* BEGIN *

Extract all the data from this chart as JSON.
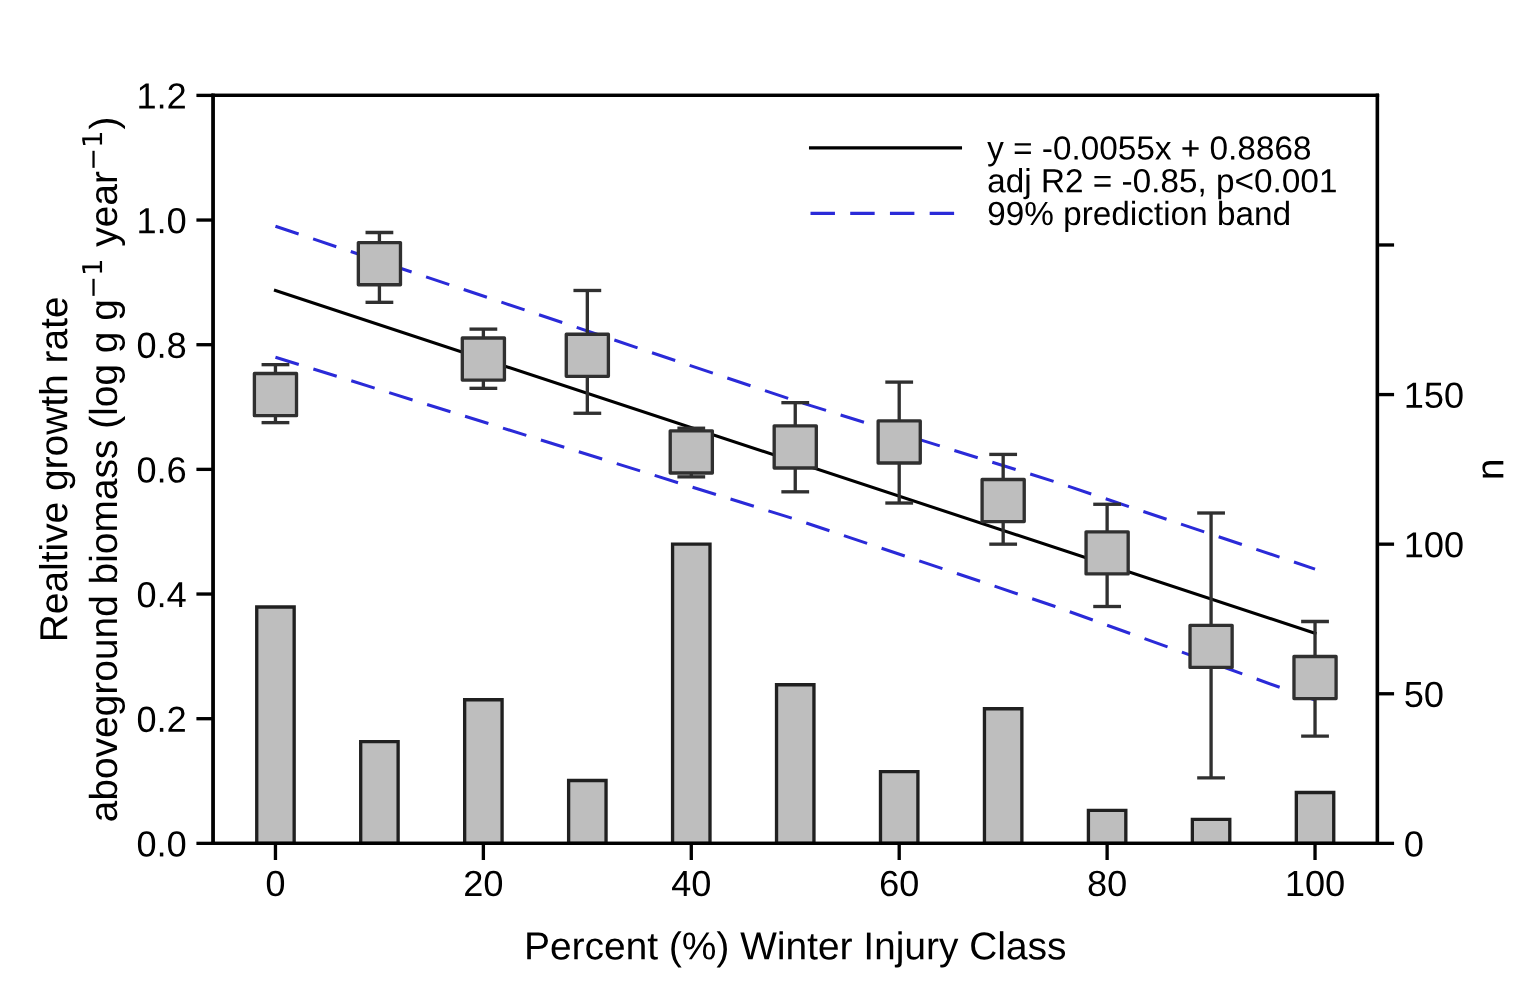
{
  "chart_data": {
    "type": "scatter",
    "xlabel": "Percent (%) Winter Injury Class",
    "ylabel": "Realtive growth rate\naboveground biomass (log g g$^{−1}$ year$^{−1}$)",
    "y2label": "n",
    "x": [
      0,
      10,
      20,
      30,
      40,
      50,
      60,
      70,
      80,
      90,
      100
    ],
    "series": [
      {
        "type": "bar",
        "axis": "y2",
        "color": "#bebebe",
        "values": [
          79,
          34,
          48,
          21,
          100,
          53,
          24,
          45,
          11,
          8,
          17
        ]
      },
      {
        "type": "line",
        "name": "y = -0.0055x + 0.8868",
        "color": "#000000",
        "line_style": "solid",
        "marker": "none",
        "x": [
          0,
          100
        ],
        "values": [
          0.887,
          0.337
        ]
      },
      {
        "type": "line",
        "name": "99% prediction band",
        "color": "#2a2ad8",
        "line_style": "dashed",
        "marker": "none",
        "x": [
          0,
          25,
          50,
          75,
          100
        ],
        "values": [
          0.99,
          0.85,
          0.71,
          0.58,
          0.44
        ]
      },
      {
        "type": "line",
        "color": "#2a2ad8",
        "line_style": "dashed",
        "marker": "none",
        "x": [
          0,
          25,
          50,
          75,
          100
        ],
        "values": [
          0.78,
          0.65,
          0.52,
          0.38,
          0.23
        ]
      },
      {
        "color": "#bebebe",
        "marker": "square",
        "values": [
          0.72,
          0.93,
          0.777,
          0.783,
          0.628,
          0.636,
          0.644,
          0.55,
          0.466,
          0.316,
          0.266
        ],
        "errors": [
          [
            0.675,
            0.768
          ],
          [
            0.868,
            0.98
          ],
          [
            0.73,
            0.825
          ],
          [
            0.69,
            0.887
          ],
          [
            0.588,
            0.666
          ],
          [
            0.564,
            0.707
          ],
          [
            0.546,
            0.74
          ],
          [
            0.48,
            0.624
          ],
          [
            0.38,
            0.544
          ],
          [
            0.105,
            0.53
          ],
          [
            0.172,
            0.356
          ]
        ]
      }
    ],
    "annotations": [
      "adj R2 = -0.85, p<0.001"
    ],
    "xlim": [
      -6,
      106
    ],
    "xticks": [
      0,
      20,
      40,
      60,
      80,
      100
    ],
    "ylim": [
      0,
      1.2
    ],
    "yticks": [
      {
        "value": 0,
        "label": "0.0"
      },
      0.2,
      0.4,
      0.6,
      0.8,
      {
        "value": 1,
        "label": "1.0"
      },
      1.2
    ],
    "y2lim": [
      0,
      250
    ],
    "y2ticks": [
      0,
      50,
      100,
      150,
      {
        "value": 200,
        "label": null
      }
    ],
    "legend": "top right",
    "grid": false
  }
}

* END *

Repeat verbatim all the material, but not the pictures.

→ **Solution to this problem**:
Extract all the data from this chart as JSON.
{
  "chart_data": {
    "type": "scatter",
    "xlabel": "Percent (%) Winter Injury Class",
    "ylabel": "Realtive growth rate\naboveground biomass (log g g$^{−1}$ year$^{−1}$)",
    "y2label": "n",
    "x": [
      0,
      10,
      20,
      30,
      40,
      50,
      60,
      70,
      80,
      90,
      100
    ],
    "series": [
      {
        "type": "bar",
        "axis": "y2",
        "color": "#bebebe",
        "values": [
          79,
          34,
          48,
          21,
          100,
          53,
          24,
          45,
          11,
          8,
          17
        ]
      },
      {
        "type": "line",
        "name": "y = -0.0055x + 0.8868",
        "color": "#000000",
        "line_style": "solid",
        "marker": "none",
        "x": [
          0,
          100
        ],
        "values": [
          0.887,
          0.337
        ]
      },
      {
        "type": "line",
        "name": "99% prediction band",
        "color": "#2a2ad8",
        "line_style": "dashed",
        "marker": "none",
        "x": [
          0,
          25,
          50,
          75,
          100
        ],
        "values": [
          0.99,
          0.85,
          0.71,
          0.58,
          0.44
        ]
      },
      {
        "type": "line",
        "color": "#2a2ad8",
        "line_style": "dashed",
        "marker": "none",
        "x": [
          0,
          25,
          50,
          75,
          100
        ],
        "values": [
          0.78,
          0.65,
          0.52,
          0.38,
          0.23
        ]
      },
      {
        "color": "#bebebe",
        "marker": "square",
        "values": [
          0.72,
          0.93,
          0.777,
          0.783,
          0.628,
          0.636,
          0.644,
          0.55,
          0.466,
          0.316,
          0.266
        ],
        "errors": [
          [
            0.675,
            0.768
          ],
          [
            0.868,
            0.98
          ],
          [
            0.73,
            0.825
          ],
          [
            0.69,
            0.887
          ],
          [
            0.588,
            0.666
          ],
          [
            0.564,
            0.707
          ],
          [
            0.546,
            0.74
          ],
          [
            0.48,
            0.624
          ],
          [
            0.38,
            0.544
          ],
          [
            0.105,
            0.53
          ],
          [
            0.172,
            0.356
          ]
        ]
      }
    ],
    "annotations": [
      "adj R2 = -0.85, p<0.001"
    ],
    "xlim": [
      -6,
      106
    ],
    "xticks": [
      0,
      20,
      40,
      60,
      80,
      100
    ],
    "ylim": [
      0,
      1.2
    ],
    "yticks": [
      {
        "value": 0,
        "label": "0.0"
      },
      0.2,
      0.4,
      0.6,
      0.8,
      {
        "value": 1,
        "label": "1.0"
      },
      1.2
    ],
    "y2lim": [
      0,
      250
    ],
    "y2ticks": [
      0,
      50,
      100,
      150,
      {
        "value": 200,
        "label": null
      }
    ],
    "legend": "top right",
    "grid": false
  }
}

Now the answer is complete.